AIM. How many lines of these entries hold the string "Best"? Reply with the number alone.

WORKING DATA.
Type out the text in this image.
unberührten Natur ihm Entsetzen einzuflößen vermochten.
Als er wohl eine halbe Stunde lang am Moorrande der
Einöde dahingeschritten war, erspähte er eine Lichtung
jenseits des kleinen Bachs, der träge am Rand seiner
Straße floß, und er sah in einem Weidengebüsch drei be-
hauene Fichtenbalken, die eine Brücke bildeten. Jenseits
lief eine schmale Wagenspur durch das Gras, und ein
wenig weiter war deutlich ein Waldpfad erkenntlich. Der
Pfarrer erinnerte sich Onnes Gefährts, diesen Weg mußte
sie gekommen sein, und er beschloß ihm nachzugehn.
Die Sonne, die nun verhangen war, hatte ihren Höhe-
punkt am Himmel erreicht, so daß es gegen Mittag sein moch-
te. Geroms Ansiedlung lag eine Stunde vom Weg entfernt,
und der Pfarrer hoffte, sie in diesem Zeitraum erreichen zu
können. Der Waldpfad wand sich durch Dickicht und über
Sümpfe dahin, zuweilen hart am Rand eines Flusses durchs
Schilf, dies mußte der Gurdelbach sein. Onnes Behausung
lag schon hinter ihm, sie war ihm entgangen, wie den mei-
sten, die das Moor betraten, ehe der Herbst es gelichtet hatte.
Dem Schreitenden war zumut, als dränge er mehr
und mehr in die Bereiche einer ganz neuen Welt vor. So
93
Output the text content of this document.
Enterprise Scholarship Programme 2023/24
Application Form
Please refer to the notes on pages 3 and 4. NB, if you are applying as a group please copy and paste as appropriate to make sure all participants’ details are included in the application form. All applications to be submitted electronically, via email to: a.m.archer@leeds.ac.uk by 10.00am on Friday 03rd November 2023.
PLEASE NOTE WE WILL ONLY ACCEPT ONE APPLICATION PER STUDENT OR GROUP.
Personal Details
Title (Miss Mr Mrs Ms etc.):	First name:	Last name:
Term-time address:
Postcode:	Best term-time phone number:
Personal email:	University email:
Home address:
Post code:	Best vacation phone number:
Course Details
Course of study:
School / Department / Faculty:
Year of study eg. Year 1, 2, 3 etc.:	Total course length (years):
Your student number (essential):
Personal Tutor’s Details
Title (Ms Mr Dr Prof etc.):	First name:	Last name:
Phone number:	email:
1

SOLUTION TO THIS EXERCISE. 2